• ENTRIES PROVIDED:

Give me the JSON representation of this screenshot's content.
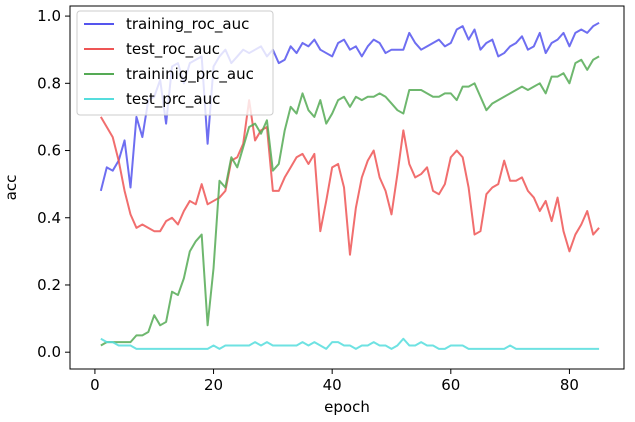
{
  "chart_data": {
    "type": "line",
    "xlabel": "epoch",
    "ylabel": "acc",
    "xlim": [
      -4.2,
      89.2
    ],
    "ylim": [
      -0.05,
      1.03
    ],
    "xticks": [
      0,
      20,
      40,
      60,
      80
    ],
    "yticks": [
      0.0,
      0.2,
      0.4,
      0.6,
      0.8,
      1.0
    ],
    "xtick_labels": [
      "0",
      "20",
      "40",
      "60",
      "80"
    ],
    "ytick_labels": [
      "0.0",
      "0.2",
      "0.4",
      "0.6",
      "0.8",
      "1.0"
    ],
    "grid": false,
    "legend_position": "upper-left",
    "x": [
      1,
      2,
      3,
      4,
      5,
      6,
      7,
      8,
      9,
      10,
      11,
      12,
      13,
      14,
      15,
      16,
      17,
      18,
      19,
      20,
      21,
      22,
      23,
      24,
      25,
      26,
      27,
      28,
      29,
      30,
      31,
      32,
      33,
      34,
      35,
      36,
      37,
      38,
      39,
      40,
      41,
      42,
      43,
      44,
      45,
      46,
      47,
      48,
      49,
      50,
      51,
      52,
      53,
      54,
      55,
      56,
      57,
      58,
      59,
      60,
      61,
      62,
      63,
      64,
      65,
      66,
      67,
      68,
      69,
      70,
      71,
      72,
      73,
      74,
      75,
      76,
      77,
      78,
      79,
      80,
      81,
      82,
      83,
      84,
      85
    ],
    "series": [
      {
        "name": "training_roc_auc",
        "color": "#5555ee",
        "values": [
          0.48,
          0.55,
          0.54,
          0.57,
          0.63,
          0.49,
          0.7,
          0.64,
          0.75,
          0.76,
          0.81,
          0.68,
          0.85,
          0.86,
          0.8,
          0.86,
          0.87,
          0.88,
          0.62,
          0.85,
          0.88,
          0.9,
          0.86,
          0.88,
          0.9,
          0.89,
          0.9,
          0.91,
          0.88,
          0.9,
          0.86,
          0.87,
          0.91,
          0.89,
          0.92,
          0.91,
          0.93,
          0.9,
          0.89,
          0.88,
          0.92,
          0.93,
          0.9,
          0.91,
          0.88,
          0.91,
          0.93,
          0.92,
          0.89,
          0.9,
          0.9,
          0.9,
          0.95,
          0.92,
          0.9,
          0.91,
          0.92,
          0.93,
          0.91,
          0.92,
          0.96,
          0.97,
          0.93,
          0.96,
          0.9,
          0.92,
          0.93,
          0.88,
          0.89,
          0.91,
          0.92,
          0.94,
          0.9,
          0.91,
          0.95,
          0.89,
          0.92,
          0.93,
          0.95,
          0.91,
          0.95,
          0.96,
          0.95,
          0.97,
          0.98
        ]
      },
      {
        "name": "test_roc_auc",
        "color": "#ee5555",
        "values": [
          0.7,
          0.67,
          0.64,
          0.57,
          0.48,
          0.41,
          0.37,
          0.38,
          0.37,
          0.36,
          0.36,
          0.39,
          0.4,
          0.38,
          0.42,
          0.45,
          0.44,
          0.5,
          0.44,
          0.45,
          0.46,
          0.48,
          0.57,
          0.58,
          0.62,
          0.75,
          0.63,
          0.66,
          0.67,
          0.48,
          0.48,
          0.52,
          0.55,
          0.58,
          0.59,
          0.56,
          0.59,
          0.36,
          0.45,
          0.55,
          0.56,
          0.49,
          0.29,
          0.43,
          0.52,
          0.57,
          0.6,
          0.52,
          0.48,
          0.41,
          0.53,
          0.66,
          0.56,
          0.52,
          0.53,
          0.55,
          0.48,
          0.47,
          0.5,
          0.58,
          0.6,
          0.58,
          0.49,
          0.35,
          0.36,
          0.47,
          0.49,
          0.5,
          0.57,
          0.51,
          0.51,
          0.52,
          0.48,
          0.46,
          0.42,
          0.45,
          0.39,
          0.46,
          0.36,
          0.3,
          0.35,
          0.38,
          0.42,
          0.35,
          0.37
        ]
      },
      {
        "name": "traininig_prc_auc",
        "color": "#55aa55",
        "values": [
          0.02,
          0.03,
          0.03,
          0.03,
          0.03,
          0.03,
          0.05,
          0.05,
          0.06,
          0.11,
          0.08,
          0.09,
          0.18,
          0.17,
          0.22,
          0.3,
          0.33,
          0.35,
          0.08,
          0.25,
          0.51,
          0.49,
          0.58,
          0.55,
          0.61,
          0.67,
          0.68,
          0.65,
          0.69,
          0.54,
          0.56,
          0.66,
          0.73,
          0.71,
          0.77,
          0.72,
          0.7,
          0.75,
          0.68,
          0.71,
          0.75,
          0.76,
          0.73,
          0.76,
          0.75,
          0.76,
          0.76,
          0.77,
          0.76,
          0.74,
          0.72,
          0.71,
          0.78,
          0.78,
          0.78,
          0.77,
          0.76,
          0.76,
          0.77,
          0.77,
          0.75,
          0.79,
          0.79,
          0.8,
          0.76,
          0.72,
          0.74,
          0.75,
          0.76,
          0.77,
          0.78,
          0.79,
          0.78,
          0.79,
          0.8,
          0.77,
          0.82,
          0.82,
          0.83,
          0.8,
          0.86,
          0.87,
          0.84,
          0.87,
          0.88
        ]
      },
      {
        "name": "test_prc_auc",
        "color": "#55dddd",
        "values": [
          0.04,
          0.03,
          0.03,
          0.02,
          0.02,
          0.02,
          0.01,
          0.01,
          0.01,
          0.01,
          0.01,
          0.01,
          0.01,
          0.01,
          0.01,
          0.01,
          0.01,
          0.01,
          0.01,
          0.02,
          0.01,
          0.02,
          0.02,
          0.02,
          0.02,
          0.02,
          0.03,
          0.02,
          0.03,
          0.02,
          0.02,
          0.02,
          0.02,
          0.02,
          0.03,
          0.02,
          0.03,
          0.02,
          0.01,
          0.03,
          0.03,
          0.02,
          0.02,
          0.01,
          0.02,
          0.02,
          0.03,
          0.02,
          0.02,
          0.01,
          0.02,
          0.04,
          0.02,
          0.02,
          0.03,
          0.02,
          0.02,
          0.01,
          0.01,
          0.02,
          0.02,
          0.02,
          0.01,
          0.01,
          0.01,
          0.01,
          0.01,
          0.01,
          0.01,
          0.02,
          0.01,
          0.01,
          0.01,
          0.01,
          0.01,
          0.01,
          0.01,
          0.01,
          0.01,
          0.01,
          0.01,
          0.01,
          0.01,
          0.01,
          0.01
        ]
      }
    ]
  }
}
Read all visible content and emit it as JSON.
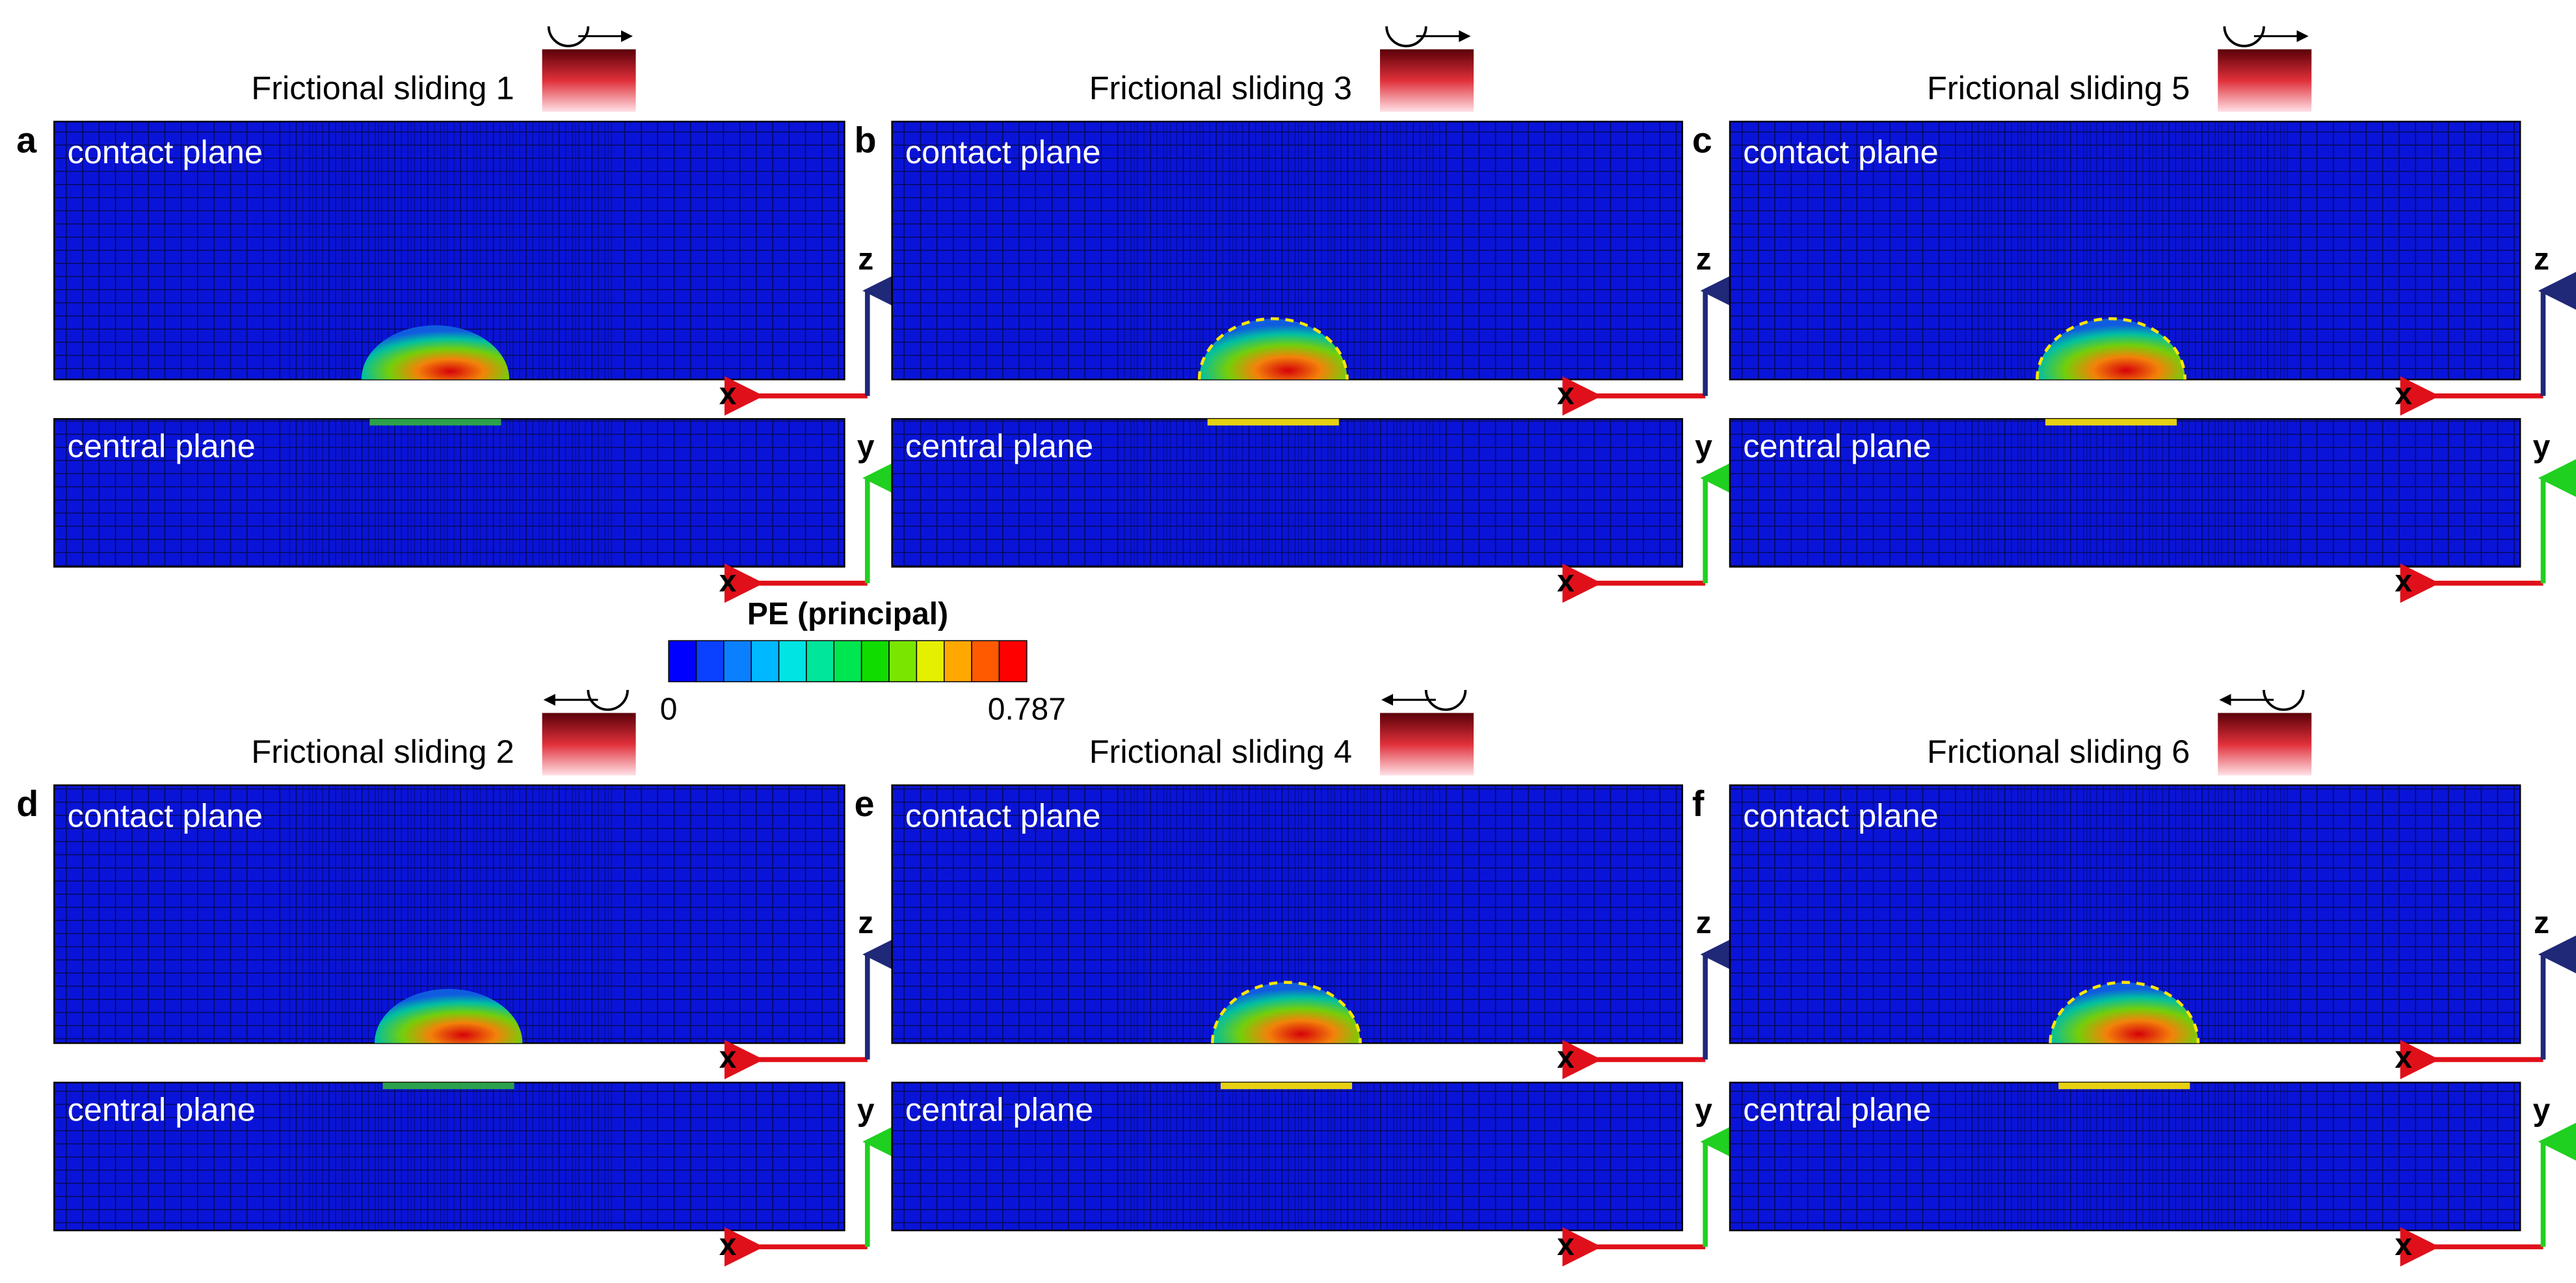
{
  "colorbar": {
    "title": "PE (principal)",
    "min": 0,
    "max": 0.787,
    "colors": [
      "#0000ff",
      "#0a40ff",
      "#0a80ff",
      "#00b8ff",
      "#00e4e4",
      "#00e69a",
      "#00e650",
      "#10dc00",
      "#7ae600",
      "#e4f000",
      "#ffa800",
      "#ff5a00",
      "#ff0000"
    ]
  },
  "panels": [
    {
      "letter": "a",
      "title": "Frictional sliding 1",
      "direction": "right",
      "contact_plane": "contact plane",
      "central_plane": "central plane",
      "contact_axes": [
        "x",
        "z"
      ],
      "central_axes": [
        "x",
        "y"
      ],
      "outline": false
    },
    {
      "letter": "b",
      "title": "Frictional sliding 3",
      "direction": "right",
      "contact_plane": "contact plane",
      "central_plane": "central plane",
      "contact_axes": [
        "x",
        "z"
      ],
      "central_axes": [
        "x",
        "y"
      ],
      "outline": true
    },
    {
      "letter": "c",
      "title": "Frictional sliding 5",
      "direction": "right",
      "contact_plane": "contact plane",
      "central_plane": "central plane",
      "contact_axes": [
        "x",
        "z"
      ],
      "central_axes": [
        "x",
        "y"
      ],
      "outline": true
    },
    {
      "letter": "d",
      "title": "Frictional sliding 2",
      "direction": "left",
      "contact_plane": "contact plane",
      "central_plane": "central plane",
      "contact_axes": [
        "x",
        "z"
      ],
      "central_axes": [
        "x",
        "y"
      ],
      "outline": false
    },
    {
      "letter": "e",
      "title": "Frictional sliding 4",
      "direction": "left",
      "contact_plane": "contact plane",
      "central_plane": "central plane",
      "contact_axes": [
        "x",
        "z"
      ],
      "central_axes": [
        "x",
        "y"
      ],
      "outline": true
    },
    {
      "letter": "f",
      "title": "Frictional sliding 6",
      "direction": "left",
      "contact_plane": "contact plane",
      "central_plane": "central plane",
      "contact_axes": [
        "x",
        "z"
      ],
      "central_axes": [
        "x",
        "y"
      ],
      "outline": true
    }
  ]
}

• PROBLEM STATEMENT: Copy each line of the data above that holds "name".

• RESPONSE:
        "name": "training_roc_auc",
        "name": "test_roc_auc",
        "name": "traininig_prc_auc",
        "name": "test_prc_auc",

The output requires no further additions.